> [Work instruction] Every line below that has the string "Ekel" adds one to the count. Give that count by itself.

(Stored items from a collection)
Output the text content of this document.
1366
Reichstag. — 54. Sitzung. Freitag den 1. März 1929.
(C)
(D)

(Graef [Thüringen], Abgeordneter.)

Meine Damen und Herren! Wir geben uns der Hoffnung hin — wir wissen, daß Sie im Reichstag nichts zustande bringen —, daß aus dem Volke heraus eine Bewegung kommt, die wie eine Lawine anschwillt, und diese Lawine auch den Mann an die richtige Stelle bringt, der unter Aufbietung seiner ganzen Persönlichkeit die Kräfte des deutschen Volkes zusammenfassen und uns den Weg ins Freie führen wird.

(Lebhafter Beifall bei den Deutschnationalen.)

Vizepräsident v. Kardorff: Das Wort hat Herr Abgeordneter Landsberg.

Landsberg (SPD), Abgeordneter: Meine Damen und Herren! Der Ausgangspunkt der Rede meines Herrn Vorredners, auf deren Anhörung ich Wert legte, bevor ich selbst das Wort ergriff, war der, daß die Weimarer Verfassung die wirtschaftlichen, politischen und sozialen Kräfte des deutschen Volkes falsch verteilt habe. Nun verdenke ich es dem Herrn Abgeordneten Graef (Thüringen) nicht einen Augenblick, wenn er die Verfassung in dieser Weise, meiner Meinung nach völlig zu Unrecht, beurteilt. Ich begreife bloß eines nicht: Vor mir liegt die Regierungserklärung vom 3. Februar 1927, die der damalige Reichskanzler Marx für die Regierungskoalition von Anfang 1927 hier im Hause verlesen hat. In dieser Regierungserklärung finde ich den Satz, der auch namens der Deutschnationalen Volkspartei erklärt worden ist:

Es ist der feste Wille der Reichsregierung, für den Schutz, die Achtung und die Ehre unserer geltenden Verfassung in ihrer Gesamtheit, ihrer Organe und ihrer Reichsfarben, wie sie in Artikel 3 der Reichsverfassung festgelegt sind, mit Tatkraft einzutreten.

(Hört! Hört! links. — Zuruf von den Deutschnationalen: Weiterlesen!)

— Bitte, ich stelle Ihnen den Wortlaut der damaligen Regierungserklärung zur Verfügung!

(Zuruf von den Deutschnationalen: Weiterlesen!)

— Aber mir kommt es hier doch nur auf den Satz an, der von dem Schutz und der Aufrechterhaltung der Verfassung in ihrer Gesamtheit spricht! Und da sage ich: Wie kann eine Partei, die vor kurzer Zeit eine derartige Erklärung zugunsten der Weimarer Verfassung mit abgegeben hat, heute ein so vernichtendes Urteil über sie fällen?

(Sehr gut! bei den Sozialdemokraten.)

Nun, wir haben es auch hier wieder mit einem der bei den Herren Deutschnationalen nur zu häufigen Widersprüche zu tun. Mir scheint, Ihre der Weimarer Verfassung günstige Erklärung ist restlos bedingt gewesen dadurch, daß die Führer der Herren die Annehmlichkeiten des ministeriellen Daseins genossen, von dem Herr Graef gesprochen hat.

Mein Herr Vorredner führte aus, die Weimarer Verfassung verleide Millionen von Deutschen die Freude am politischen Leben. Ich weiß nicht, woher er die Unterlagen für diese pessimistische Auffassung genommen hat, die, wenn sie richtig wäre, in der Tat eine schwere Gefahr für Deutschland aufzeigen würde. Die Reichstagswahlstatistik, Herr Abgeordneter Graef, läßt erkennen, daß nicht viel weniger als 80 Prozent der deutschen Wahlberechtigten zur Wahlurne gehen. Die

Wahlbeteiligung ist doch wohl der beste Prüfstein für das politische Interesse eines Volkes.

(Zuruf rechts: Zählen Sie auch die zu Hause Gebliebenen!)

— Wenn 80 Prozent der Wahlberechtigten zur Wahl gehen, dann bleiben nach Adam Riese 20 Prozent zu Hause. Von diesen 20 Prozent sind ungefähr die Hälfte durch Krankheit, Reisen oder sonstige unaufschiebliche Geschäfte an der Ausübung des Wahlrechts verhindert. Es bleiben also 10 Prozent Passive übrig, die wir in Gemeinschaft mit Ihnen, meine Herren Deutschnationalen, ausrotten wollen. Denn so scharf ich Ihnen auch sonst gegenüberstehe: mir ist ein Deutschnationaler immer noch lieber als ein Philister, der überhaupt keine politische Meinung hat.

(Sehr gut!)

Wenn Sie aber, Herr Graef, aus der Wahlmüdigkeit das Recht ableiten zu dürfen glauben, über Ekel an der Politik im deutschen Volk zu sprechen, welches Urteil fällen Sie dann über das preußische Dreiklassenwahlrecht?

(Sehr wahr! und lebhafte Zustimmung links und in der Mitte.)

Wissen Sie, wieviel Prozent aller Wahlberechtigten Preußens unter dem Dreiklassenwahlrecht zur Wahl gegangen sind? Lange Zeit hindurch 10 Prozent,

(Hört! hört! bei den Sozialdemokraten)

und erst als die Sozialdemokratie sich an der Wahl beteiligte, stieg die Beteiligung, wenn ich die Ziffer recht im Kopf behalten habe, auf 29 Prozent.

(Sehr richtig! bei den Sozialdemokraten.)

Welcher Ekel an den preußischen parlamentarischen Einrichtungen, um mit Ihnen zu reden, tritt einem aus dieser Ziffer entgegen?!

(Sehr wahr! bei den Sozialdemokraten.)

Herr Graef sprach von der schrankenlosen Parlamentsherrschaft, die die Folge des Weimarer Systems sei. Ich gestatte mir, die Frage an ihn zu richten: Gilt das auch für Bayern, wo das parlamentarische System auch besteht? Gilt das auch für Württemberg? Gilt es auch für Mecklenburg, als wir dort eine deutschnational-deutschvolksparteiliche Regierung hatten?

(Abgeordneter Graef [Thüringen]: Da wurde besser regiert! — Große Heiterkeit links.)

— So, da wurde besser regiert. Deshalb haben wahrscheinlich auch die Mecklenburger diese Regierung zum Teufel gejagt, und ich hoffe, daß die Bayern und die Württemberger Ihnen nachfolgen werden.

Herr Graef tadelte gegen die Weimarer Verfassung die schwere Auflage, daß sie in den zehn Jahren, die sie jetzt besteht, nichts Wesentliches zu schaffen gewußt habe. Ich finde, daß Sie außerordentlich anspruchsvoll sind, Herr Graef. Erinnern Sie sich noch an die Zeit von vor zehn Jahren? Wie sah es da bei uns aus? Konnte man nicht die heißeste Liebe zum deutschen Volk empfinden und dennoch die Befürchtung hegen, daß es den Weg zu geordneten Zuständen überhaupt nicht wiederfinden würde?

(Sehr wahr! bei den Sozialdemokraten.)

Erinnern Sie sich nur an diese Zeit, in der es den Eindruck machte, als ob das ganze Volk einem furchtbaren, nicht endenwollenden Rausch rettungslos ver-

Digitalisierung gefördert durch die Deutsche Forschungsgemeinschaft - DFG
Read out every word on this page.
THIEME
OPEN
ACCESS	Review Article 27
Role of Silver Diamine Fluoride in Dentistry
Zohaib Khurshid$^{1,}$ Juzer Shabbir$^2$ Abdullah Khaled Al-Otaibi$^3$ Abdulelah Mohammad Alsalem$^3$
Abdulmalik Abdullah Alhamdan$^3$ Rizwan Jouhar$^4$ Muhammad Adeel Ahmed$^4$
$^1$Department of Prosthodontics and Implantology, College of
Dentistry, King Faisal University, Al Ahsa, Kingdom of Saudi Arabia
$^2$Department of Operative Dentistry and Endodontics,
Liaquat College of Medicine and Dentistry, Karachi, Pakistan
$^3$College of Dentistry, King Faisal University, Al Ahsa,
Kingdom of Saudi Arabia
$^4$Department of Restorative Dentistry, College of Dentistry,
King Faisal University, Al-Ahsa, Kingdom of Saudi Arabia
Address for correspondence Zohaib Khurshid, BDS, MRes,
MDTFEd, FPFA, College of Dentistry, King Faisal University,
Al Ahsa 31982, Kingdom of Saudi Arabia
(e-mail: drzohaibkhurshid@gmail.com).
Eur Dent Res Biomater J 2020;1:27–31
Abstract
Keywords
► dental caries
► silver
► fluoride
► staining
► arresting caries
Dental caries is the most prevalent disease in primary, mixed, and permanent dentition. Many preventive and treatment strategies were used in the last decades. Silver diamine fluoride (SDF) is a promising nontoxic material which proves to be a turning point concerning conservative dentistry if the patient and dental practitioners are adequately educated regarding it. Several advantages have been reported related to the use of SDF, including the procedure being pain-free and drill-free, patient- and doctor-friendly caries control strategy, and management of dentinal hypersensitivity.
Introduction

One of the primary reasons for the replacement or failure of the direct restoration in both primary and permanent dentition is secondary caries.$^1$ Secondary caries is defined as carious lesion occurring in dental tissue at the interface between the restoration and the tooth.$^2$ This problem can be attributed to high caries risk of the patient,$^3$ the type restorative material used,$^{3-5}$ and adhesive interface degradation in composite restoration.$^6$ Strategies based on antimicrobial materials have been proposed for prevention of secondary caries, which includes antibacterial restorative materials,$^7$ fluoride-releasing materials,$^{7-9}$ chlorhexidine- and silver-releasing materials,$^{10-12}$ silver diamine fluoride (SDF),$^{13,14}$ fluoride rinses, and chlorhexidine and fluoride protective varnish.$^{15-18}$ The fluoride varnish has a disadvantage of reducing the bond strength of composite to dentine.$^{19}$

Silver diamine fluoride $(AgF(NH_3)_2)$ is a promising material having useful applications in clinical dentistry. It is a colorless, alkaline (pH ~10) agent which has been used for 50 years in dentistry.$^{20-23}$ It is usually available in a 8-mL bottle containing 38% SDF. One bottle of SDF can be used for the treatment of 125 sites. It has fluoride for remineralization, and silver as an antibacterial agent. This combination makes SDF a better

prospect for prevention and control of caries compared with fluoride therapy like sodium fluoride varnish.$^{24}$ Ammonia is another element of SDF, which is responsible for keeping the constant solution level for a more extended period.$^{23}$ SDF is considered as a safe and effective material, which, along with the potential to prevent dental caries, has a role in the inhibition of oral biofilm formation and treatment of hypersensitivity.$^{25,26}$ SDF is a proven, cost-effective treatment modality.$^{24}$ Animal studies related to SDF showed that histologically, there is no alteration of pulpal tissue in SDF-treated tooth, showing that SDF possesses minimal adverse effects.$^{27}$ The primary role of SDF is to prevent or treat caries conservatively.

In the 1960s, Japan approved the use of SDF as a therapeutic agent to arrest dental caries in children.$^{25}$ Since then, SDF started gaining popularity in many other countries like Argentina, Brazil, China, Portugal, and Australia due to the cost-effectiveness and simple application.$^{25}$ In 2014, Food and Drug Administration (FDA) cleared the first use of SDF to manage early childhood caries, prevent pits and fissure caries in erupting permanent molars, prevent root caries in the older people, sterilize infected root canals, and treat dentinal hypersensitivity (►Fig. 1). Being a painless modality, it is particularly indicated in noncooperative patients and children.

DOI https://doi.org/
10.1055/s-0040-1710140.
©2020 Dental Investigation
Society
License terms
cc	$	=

> [Task response] 2